Written task
Show every line in the records below that contains the word "côté".

Data section

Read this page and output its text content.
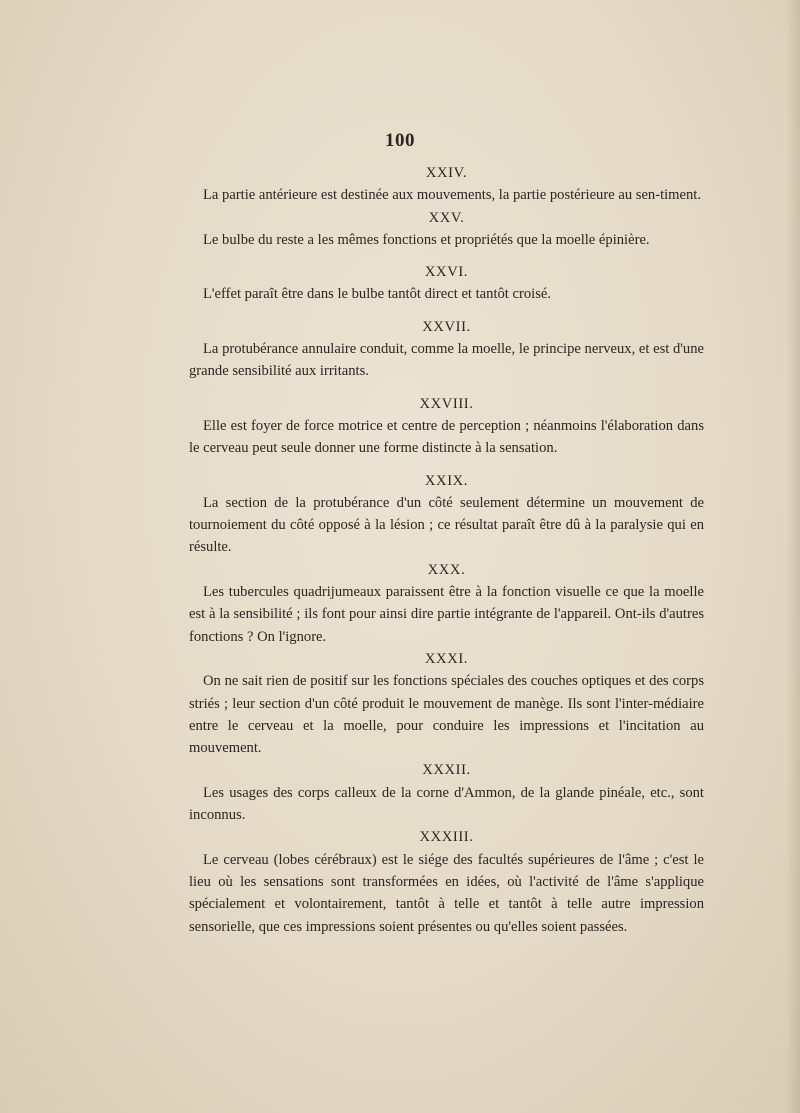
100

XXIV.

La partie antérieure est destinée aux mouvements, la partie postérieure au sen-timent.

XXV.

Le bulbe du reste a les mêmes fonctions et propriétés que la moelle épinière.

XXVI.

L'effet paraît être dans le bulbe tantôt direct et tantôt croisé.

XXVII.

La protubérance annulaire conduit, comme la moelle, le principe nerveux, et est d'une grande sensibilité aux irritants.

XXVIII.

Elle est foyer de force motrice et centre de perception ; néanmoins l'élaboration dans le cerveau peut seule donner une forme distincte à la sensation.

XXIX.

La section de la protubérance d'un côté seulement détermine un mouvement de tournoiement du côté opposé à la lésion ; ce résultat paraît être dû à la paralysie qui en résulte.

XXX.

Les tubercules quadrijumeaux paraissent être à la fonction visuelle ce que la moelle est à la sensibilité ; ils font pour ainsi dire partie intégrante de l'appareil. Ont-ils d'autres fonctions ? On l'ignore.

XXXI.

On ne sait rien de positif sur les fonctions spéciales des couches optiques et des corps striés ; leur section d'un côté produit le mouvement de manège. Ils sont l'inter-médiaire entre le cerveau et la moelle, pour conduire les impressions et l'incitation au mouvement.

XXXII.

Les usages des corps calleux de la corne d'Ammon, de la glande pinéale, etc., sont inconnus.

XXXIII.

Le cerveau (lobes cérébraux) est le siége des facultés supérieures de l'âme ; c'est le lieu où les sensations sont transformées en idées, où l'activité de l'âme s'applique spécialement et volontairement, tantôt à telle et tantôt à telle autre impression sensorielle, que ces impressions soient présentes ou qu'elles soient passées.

Answer
La section de la protubérance d'un côté seulement détermine un mouvement de tournoiement du côté opposé à la lésion ; ce résultat paraît être dû à la paralysie qui en résulte.
On ne sait rien de positif sur les fonctions spéciales des couches optiques et des corps striés ; leur section d'un côté produit le mouvement de manège. Ils sont l'inter-médiaire entre le cerveau et la moelle, pour conduire les impressions et l'incitation au mouvement.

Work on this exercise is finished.